DIRECTIVE:
Quote all lines below exactly. Images stay out.

Stored records:

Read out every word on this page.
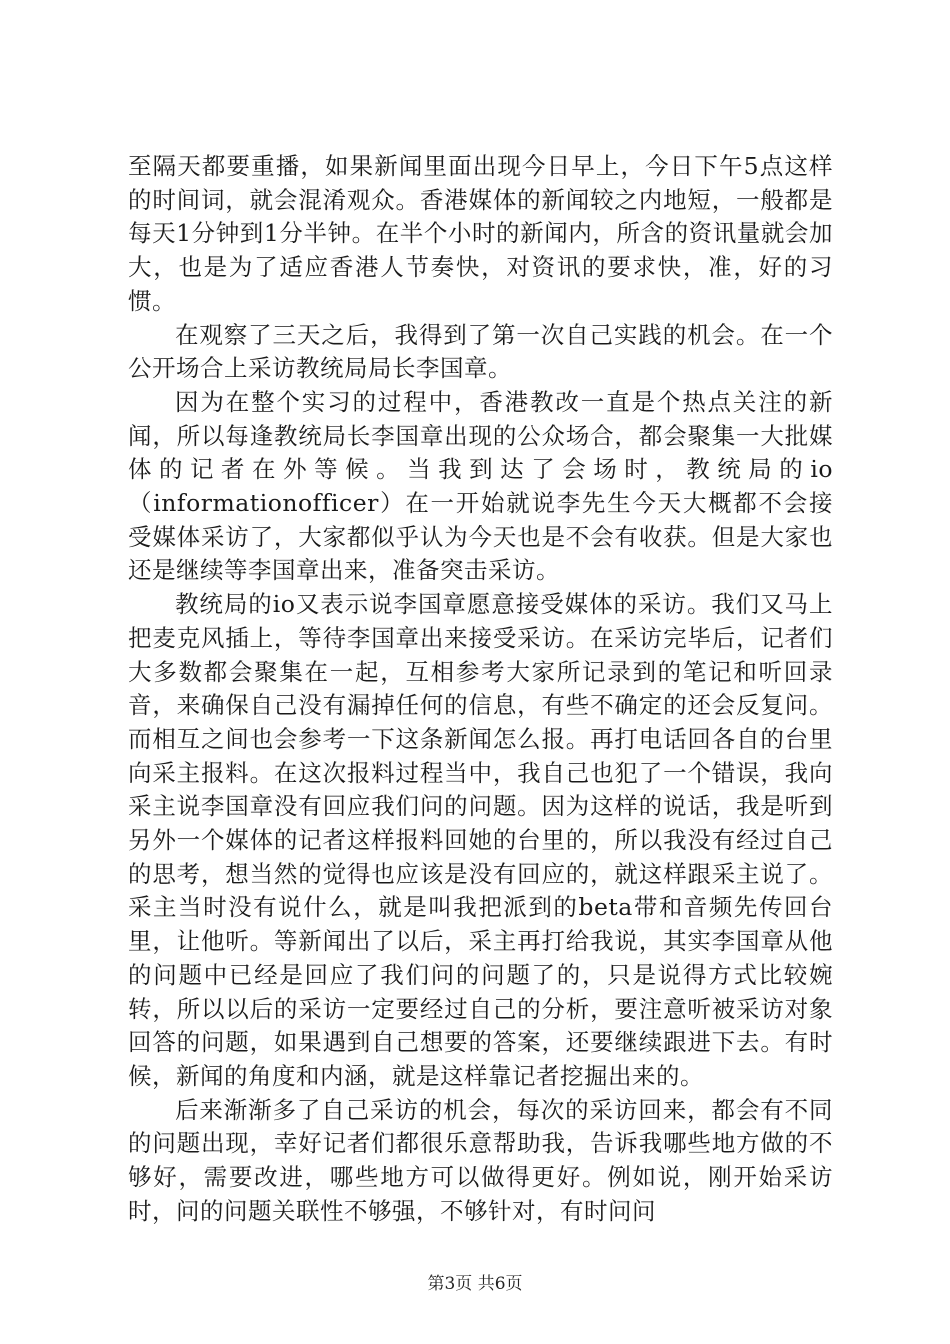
至隔天都要重播，如果新闻里面出现今日早上，今日下午5点这样的时间词，就会混淆观众。香港媒体的新闻较之内地短，一般都是每天1分钟到1分半钟。在半个小时的新闻内，所含的资讯量就会加大，也是为了适应香港人节奏快，对资讯的要求快，准，好的习惯。

在观察了三天之后，我得到了第一次自己实践的机会。在一个公开场合上采访教统局局长李国章。

因为在整个实习的过程中，香港教改一直是个热点关注的新闻，所以每逢教统局长李国章出现的公众场合，都会聚集一大批媒体的记者在外等候。当我到达了会场时，教统局的io（informationofficer）在一开始就说李先生今天大概都不会接受媒体采访了，大家都似乎认为今天也是不会有收获。但是大家也还是继续等李国章出来，准备突击采访。

教统局的io又表示说李国章愿意接受媒体的采访。我们又马上把麦克风插上，等待李国章出来接受采访。在采访完毕后，记者们大多数都会聚集在一起，互相参考大家所记录到的笔记和听回录音，来确保自己没有漏掉任何的信息，有些不确定的还会反复问。而相互之间也会参考一下这条新闻怎么报。再打电话回各自的台里向采主报料。在这次报料过程当中，我自己也犯了一个错误，我向采主说李国章没有回应我们问的问题。因为这样的说话，我是听到另外一个媒体的记者这样报料回她的台里的，所以我没有经过自己的思考，想当然的觉得也应该是没有回应的，就这样跟采主说了。采主当时没有说什么，就是叫我把派到的beta带和音频先传回台里，让他听。等新闻出了以后，采主再打给我说，其实李国章从他的问题中已经是回应了我们问的问题了的，只是说得方式比较婉转，所以以后的采访一定要经过自己的分析，要注意听被采访对象回答的问题，如果遇到自己想要的答案，还要继续跟进下去。有时候，新闻的角度和内涵，就是这样靠记者挖掘出来的。

后来渐渐多了自己采访的机会，每次的采访回来，都会有不同的问题出现，幸好记者们都很乐意帮助我，告诉我哪些地方做的不够好，需要改进，哪些地方可以做得更好。例如说，刚开始采访时，问的问题关联性不够强，不够针对，有时问问

第3页 共6页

EXERCISE OUTPUT:
Read out every word on this page.
至隔天都要重播，如果新闻里面出现今日早上，今日下午5点这样的时间词，就会混淆观众。香港媒体的新闻较之内地短，一般都是每天1分钟到1分半钟。在半个小时的新闻内，所含的资讯量就会加大，也是为了适应香港人节奏快，对资讯的要求快，准，好的习惯。

在观察了三天之后，我得到了第一次自己实践的机会。在一个公开场合上采访教统局局长李国章。

因为在整个实习的过程中，香港教改一直是个热点关注的新闻，所以每逢教统局长李国章出现的公众场合，都会聚集一大批媒体的记者在外等候。当我到达了会场时，教统局的io（informationofficer）在一开始就说李先生今天大概都不会接受媒体采访了，大家都似乎认为今天也是不会有收获。但是大家也还是继续等李国章出来，准备突击采访。

教统局的io又表示说李国章愿意接受媒体的采访。我们又马上把麦克风插上，等待李国章出来接受采访。在采访完毕后，记者们大多数都会聚集在一起，互相参考大家所记录到的笔记和听回录音，来确保自己没有漏掉任何的信息，有些不确定的还会反复问。而相互之间也会参考一下这条新闻怎么报。再打电话回各自的台里向采主报料。在这次报料过程当中，我自己也犯了一个错误，我向采主说李国章没有回应我们问的问题。因为这样的说话，我是听到另外一个媒体的记者这样报料回她的台里的，所以我没有经过自己的思考，想当然的觉得也应该是没有回应的，就这样跟采主说了。采主当时没有说什么，就是叫我把派到的beta带和音频先传回台里，让他听。等新闻出了以后，采主再打给我说，其实李国章从他的问题中已经是回应了我们问的问题了的，只是说得方式比较婉转，所以以后的采访一定要经过自己的分析，要注意听被采访对象回答的问题，如果遇到自己想要的答案，还要继续跟进下去。有时候，新闻的角度和内涵，就是这样靠记者挖掘出来的。

后来渐渐多了自己采访的机会，每次的采访回来，都会有不同的问题出现，幸好记者们都很乐意帮助我，告诉我哪些地方做的不够好，需要改进，哪些地方可以做得更好。例如说，刚开始采访时，问的问题关联性不够强，不够针对，有时问问

第3页 共6页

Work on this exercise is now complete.